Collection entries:
=== Begin Enclosure ===

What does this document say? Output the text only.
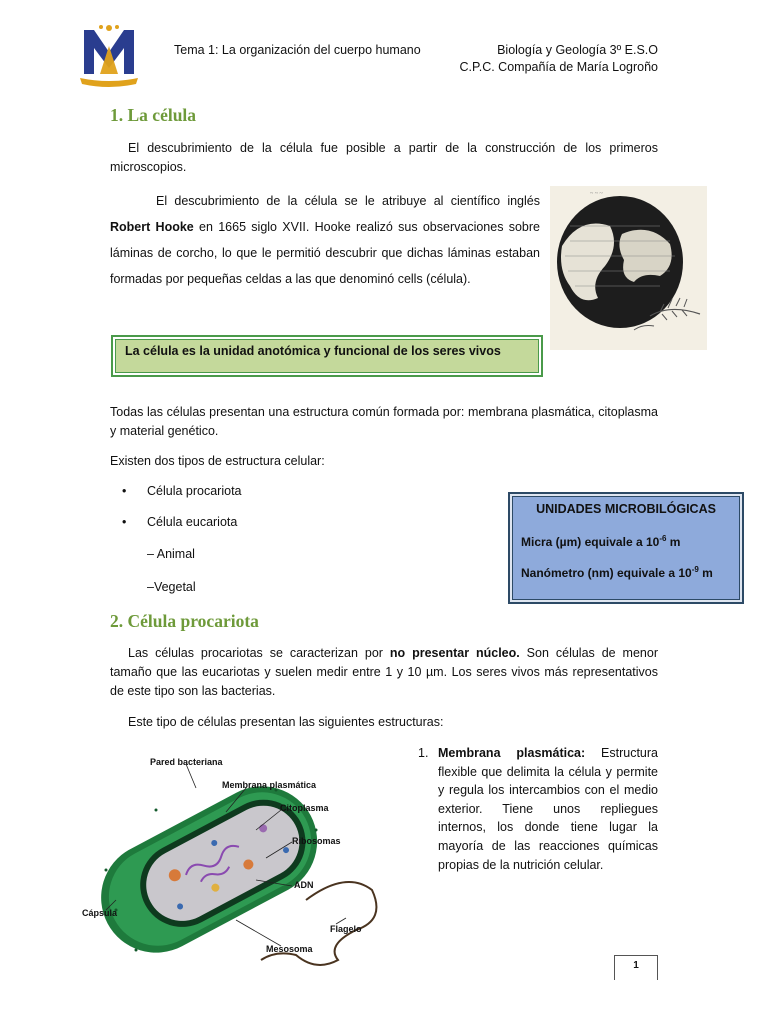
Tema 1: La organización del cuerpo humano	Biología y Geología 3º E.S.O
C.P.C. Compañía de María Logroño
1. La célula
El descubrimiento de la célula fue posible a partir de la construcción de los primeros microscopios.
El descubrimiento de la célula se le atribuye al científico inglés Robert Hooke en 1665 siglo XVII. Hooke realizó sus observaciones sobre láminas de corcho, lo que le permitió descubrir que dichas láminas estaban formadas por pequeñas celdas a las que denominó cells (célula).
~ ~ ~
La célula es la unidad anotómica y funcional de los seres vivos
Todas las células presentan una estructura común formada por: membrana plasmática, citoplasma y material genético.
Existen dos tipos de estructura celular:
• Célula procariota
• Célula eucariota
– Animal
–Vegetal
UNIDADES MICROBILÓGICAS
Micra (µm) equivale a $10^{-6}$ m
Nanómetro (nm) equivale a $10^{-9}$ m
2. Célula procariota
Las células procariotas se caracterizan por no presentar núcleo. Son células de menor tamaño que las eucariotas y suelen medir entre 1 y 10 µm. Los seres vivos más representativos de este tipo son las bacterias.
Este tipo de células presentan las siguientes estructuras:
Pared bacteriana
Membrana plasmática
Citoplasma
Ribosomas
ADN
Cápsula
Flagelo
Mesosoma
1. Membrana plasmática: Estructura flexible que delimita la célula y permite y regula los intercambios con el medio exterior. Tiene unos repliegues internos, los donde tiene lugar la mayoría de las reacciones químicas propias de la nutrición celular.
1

=== End Enclosure ===
=== Begin Enclosure ===

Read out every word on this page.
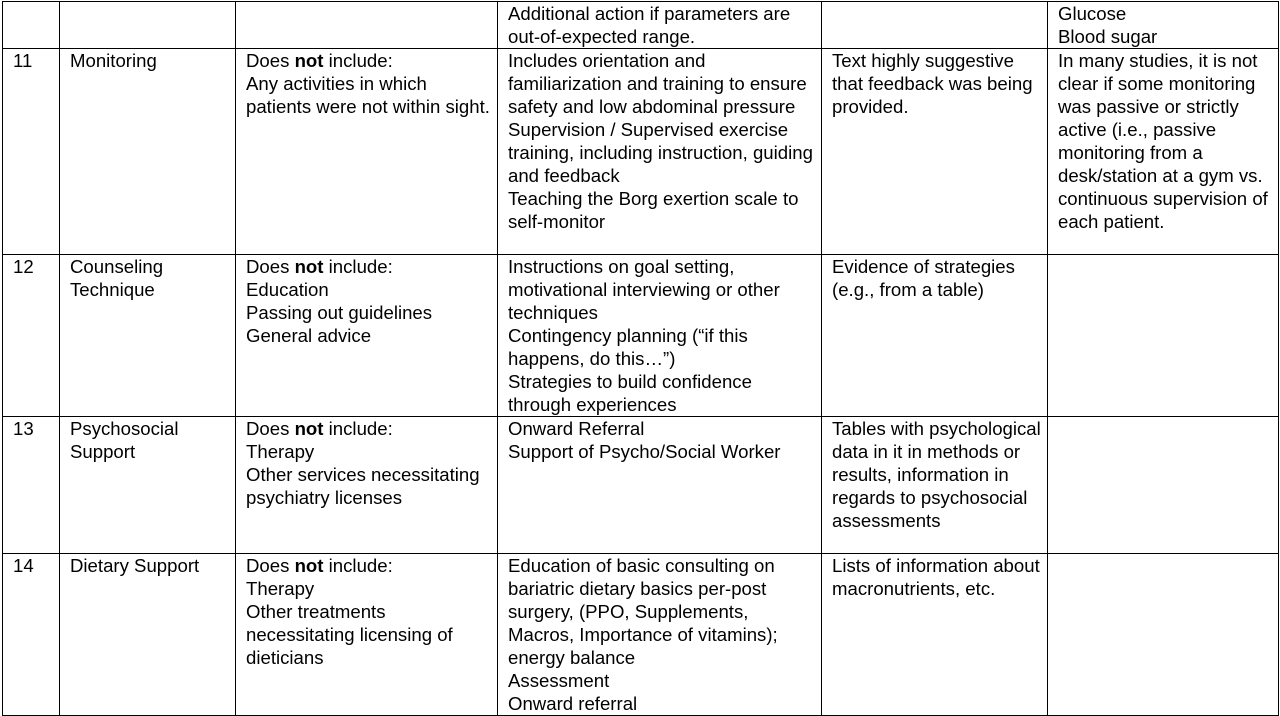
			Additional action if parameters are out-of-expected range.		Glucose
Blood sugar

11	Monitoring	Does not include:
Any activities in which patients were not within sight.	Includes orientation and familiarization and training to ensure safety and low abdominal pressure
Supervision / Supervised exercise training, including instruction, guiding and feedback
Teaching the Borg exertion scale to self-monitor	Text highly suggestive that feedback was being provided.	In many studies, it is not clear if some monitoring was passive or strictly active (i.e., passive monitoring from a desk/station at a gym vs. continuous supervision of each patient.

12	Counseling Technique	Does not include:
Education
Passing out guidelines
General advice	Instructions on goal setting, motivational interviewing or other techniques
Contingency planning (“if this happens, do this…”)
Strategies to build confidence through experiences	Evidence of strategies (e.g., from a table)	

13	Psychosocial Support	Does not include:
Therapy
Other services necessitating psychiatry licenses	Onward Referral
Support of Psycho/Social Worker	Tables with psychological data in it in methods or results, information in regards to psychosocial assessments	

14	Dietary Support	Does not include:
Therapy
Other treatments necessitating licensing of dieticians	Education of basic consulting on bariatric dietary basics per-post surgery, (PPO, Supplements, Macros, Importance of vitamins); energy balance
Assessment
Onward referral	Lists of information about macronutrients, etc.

=== End Enclosure ===

**The task:** The lines in the entries above that carry the word "necessitating" must be copied.

**Exercise answer:**
Other services necessitating psychiatry licenses	Onward Referral
Other treatments necessitating licensing of dieticians	Education of basic consulting on bariatric dietary basics per-post surgery, (PPO, Supplements, Macros, Importance of vitamins); energy balance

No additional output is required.